EXERCISE TASK >>
Copy out every line of the records that contains the string "component". The match is case-sensitive.

STORED ROWS >>
——————————

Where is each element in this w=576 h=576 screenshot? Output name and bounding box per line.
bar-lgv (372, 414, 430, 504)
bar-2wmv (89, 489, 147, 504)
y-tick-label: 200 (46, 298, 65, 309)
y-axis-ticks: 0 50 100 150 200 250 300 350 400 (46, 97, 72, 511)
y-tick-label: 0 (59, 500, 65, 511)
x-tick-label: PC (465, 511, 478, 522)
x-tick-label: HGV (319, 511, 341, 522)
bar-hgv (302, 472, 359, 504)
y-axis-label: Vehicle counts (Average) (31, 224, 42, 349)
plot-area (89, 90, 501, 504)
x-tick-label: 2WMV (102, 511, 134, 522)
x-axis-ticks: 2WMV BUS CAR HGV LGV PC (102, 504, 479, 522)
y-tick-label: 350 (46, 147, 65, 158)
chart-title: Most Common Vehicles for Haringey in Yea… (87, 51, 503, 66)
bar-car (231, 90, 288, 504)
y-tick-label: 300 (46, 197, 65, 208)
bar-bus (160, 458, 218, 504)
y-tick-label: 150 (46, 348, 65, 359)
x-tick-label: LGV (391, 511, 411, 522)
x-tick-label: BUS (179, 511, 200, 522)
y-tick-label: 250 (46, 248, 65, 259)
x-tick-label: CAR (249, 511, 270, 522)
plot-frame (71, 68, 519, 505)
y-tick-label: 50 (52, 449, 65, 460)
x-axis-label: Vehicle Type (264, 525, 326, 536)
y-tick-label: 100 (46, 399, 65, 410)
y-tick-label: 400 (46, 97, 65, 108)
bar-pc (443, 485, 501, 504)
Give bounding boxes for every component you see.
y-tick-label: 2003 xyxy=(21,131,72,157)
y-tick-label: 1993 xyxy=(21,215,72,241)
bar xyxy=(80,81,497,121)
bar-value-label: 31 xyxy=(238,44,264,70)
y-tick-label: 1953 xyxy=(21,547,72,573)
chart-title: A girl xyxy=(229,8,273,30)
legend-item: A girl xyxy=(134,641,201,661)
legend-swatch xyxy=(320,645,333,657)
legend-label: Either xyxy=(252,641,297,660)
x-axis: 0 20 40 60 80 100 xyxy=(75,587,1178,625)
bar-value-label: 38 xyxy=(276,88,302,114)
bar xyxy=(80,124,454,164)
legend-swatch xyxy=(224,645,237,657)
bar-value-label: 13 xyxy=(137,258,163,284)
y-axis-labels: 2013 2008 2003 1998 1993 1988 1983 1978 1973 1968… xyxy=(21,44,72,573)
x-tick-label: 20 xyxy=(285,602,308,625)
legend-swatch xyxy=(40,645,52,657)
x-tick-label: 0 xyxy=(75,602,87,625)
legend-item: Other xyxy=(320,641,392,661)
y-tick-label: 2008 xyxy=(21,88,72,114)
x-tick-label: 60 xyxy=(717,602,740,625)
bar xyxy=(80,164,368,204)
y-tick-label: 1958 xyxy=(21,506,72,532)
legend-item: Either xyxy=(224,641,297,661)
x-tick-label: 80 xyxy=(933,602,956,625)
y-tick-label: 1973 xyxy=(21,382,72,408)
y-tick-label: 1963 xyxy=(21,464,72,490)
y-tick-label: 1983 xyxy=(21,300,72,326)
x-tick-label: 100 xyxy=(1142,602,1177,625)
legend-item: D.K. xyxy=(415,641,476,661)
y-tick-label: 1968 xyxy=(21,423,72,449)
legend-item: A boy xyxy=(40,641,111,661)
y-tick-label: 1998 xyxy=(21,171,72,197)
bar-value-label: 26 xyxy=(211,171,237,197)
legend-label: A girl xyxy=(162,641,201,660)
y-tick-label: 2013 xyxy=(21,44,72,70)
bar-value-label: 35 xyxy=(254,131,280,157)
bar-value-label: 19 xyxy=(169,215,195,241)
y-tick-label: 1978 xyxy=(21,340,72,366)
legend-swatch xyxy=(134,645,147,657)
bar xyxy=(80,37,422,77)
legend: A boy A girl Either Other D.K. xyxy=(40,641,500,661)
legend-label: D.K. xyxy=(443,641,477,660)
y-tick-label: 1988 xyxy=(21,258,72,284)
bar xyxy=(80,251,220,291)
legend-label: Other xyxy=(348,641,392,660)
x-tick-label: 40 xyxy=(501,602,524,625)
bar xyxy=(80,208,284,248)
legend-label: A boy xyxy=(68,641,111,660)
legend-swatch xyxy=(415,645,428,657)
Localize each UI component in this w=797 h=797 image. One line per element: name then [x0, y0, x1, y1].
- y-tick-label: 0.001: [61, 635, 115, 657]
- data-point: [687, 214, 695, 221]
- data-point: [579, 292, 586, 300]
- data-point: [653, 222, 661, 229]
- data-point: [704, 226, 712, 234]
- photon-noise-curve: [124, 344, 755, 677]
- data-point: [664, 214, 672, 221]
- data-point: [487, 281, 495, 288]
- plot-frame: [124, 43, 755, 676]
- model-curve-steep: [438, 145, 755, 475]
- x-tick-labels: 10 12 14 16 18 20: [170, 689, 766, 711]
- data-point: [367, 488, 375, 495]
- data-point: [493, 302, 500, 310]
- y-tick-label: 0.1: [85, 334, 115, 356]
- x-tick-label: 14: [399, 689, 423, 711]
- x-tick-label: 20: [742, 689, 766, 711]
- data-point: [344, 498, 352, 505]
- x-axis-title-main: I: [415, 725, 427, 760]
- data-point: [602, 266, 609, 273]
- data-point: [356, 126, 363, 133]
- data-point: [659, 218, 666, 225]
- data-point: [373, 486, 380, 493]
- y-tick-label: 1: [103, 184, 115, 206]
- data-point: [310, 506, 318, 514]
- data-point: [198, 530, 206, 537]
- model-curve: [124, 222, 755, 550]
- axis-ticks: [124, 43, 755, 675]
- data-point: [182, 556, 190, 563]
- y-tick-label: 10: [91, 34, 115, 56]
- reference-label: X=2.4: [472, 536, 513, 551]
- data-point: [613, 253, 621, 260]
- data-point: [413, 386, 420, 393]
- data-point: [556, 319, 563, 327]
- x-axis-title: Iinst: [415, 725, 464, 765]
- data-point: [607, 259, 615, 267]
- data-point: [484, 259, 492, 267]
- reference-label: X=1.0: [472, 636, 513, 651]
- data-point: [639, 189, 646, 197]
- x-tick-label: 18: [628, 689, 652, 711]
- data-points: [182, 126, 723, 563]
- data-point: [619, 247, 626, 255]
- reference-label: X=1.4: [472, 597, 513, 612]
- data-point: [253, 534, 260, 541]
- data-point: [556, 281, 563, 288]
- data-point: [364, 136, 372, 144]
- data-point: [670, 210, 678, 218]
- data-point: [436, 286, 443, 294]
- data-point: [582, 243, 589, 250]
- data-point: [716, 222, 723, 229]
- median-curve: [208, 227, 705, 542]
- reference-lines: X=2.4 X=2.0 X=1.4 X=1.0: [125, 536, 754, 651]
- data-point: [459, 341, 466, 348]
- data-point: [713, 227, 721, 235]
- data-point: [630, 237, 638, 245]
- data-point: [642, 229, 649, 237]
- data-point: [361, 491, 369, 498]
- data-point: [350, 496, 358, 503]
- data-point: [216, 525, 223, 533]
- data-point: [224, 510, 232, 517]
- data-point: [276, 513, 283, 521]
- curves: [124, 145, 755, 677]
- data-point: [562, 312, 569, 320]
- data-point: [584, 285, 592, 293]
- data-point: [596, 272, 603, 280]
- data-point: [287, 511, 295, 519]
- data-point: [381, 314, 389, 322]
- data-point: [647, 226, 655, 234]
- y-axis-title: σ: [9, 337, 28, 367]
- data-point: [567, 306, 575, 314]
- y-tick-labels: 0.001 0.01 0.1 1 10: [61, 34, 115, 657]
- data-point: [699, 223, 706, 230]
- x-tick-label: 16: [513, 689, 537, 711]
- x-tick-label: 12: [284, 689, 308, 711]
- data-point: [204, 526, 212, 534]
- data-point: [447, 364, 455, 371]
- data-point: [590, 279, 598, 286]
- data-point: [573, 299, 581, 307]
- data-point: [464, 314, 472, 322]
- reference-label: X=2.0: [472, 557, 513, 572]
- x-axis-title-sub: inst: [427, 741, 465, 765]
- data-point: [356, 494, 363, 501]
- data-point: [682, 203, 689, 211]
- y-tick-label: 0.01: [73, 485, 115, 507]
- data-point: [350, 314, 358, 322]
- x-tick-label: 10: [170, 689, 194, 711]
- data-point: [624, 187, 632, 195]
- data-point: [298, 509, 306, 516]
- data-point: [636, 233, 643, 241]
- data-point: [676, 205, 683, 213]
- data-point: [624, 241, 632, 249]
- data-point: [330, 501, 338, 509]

——————————

TASK ANSWER >>
Give bounding boxes for every component you see.
Localize each UI component in this w=797 h=797 image. One line per element: name then [x0, y0, x1, y1].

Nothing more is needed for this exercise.